_What is needed:_ Read the data and repeat it in full, exactly.
------------------------
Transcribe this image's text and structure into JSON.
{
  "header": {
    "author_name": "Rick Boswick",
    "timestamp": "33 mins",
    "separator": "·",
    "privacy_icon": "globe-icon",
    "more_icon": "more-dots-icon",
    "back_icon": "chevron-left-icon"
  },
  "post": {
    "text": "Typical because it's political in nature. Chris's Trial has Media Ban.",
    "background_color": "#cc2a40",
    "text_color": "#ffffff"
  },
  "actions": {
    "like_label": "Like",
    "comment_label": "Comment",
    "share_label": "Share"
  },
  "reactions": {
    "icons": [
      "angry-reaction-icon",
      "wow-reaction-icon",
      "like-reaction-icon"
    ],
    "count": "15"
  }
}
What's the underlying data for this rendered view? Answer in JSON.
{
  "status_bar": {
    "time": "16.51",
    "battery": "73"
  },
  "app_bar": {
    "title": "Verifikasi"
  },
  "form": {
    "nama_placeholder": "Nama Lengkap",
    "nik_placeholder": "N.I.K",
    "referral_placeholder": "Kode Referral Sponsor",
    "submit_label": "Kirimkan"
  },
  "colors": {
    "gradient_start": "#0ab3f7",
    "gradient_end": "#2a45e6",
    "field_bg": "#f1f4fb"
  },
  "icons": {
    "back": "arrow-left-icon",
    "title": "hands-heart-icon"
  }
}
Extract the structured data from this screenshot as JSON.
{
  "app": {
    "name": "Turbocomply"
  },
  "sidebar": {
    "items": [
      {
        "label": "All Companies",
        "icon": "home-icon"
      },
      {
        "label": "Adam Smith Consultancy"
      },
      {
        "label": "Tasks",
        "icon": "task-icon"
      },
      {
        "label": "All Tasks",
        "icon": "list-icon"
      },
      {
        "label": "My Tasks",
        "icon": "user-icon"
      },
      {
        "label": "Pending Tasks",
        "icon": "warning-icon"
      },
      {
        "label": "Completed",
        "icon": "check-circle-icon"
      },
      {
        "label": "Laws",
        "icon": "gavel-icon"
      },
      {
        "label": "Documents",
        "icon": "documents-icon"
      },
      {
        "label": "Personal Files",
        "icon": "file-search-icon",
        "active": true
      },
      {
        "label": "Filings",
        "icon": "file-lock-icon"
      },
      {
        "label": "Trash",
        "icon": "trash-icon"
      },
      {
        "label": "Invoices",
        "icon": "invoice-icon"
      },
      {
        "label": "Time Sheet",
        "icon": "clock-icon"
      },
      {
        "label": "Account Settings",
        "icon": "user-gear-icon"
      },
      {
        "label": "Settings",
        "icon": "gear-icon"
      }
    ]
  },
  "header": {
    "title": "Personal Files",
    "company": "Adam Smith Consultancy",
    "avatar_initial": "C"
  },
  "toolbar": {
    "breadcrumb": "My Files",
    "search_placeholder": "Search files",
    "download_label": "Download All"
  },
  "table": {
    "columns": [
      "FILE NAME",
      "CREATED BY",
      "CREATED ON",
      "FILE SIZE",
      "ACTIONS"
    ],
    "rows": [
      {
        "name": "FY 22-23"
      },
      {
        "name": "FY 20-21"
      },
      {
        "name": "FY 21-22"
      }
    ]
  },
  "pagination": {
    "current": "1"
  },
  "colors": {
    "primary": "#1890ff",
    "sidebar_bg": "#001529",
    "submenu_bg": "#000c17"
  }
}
------------------------
_Answer to this exercise:_
Transcribe this image's text and structure into JSON.
{
  "header": {
    "author_name": "Rick Boswick",
    "timestamp": "33 mins",
    "separator": "·",
    "privacy_icon": "globe-icon",
    "more_icon": "more-dots-icon",
    "back_icon": "chevron-left-icon"
  },
  "post": {
    "text": "Typical because it's political in nature. Chris's Trial has Media Ban.",
    "background_color": "#cc2a40",
    "text_color": "#ffffff"
  },
  "actions": {
    "like_label": "Like",
    "comment_label": "Comment",
    "share_label": "Share"
  },
  "reactions": {
    "icons": [
      "angry-reaction-icon",
      "wow-reaction-icon",
      "like-reaction-icon"
    ],
    "count": "15"
  }
}
What's the underlying data for this rendered view? Answer in JSON.
{
  "status_bar": {
    "time": "16.51",
    "battery": "73"
  },
  "app_bar": {
    "title": "Verifikasi"
  },
  "form": {
    "nama_placeholder": "Nama Lengkap",
    "nik_placeholder": "N.I.K",
    "referral_placeholder": "Kode Referral Sponsor",
    "submit_label": "Kirimkan"
  },
  "colors": {
    "gradient_start": "#0ab3f7",
    "gradient_end": "#2a45e6",
    "field_bg": "#f1f4fb"
  },
  "icons": {
    "back": "arrow-left-icon",
    "title": "hands-heart-icon"
  }
}
Extract the structured data from this screenshot as JSON.
{
  "app": {
    "name": "Turbocomply"
  },
  "sidebar": {
    "items": [
      {
        "label": "All Companies",
        "icon": "home-icon"
      },
      {
        "label": "Adam Smith Consultancy"
      },
      {
        "label": "Tasks",
        "icon": "task-icon"
      },
      {
        "label": "All Tasks",
        "icon": "list-icon"
      },
      {
        "label": "My Tasks",
        "icon": "user-icon"
      },
      {
        "label": "Pending Tasks",
        "icon": "warning-icon"
      },
      {
        "label": "Completed",
        "icon": "check-circle-icon"
      },
      {
        "label": "Laws",
        "icon": "gavel-icon"
      },
      {
        "label": "Documents",
        "icon": "documents-icon"
      },
      {
        "label": "Personal Files",
        "icon": "file-search-icon",
        "active": true
      },
      {
        "label": "Filings",
        "icon": "file-lock-icon"
      },
      {
        "label": "Trash",
        "icon": "trash-icon"
      },
      {
        "label": "Invoices",
        "icon": "invoice-icon"
      },
      {
        "label": "Time Sheet",
        "icon": "clock-icon"
      },
      {
        "label": "Account Settings",
        "icon": "user-gear-icon"
      },
      {
        "label": "Settings",
        "icon": "gear-icon"
      }
    ]
  },
  "header": {
    "title": "Personal Files",
    "company": "Adam Smith Consultancy",
    "avatar_initial": "C"
  },
  "toolbar": {
    "breadcrumb": "My Files",
    "search_placeholder": "Search files",
    "download_label": "Download All"
  },
  "table": {
    "columns": [
      "FILE NAME",
      "CREATED BY",
      "CREATED ON",
      "FILE SIZE",
      "ACTIONS"
    ],
    "rows": [
      {
        "name": "FY 22-23"
      },
      {
        "name": "FY 20-21"
      },
      {
        "name": "FY 21-22"
      }
    ]
  },
  "pagination": {
    "current": "1"
  },
  "colors": {
    "primary": "#1890ff",
    "sidebar_bg": "#001529",
    "submenu_bg": "#000c17"
  }
}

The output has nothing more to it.